** START OF Records for the exercise **

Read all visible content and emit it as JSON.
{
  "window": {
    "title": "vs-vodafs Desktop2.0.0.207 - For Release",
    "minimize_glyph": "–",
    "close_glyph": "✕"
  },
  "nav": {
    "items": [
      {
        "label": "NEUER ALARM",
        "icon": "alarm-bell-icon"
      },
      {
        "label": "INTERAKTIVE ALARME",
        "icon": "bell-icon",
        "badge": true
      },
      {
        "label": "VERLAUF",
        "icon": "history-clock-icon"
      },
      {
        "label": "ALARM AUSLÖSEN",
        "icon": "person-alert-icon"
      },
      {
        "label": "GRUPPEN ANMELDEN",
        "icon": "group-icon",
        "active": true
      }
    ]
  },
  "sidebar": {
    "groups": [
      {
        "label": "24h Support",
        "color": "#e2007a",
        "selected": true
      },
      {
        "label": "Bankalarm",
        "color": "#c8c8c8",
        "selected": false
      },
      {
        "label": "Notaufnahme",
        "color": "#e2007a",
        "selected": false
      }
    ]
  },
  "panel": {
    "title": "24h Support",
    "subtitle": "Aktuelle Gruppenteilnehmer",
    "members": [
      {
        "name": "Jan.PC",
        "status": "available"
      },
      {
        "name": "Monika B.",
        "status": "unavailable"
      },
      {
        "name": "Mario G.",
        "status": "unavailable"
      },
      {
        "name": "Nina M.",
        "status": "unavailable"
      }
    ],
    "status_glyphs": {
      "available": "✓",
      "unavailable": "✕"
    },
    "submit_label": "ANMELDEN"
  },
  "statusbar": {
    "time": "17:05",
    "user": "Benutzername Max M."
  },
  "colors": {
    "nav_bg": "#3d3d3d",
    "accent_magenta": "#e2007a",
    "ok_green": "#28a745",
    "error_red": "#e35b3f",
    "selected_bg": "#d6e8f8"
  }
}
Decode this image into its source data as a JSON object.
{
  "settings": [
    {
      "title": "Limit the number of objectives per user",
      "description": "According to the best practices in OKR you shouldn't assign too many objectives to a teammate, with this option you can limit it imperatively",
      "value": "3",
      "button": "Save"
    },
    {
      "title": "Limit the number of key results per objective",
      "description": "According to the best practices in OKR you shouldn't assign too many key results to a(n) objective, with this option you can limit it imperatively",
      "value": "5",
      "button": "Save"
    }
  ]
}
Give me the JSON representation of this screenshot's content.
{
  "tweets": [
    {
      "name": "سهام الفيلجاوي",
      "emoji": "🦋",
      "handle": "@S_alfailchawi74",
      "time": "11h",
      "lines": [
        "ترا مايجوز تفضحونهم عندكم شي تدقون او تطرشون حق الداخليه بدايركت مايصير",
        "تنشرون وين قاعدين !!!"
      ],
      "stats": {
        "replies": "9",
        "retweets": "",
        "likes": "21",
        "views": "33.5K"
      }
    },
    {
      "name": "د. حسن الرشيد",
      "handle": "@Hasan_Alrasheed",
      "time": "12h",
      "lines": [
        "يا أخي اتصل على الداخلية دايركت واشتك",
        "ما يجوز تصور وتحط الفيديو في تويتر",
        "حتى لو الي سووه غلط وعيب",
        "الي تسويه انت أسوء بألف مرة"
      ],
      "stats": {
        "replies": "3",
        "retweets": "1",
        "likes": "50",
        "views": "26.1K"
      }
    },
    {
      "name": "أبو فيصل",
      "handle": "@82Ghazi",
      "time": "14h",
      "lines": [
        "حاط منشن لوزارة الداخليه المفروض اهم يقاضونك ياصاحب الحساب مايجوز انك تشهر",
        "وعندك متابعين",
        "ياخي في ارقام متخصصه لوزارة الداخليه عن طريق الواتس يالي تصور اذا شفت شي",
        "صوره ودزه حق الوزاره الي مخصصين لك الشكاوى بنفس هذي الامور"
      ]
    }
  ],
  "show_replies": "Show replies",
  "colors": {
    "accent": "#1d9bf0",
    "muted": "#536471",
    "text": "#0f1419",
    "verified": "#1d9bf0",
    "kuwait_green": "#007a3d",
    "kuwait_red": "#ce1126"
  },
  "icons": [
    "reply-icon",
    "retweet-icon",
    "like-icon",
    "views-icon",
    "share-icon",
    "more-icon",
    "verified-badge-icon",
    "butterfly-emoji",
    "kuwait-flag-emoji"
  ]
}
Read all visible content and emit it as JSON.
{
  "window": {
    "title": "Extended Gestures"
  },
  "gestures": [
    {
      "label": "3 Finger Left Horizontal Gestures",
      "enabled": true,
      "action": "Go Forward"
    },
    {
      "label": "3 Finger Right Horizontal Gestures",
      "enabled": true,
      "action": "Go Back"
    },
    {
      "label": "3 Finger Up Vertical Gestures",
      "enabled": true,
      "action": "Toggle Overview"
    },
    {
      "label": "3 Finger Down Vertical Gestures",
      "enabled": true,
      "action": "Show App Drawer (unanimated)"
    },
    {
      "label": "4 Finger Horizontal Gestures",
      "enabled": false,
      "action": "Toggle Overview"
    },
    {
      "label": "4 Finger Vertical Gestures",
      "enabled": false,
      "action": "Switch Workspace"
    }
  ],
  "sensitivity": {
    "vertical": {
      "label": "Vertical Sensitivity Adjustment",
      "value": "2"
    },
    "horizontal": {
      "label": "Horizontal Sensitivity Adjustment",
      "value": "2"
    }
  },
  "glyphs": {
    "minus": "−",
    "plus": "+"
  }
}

** END OF Records for the exercise **

Goal:
Gather each line that holds "imperatively".

Complete output:
      "description": "According to the best practices in OKR you shouldn't assign too many objectives to a teammate, with this option you can limit it imperatively",
      "description": "According to the best practices in OKR you shouldn't assign too many key results to a(n) objective, with this option you can limit it imperatively",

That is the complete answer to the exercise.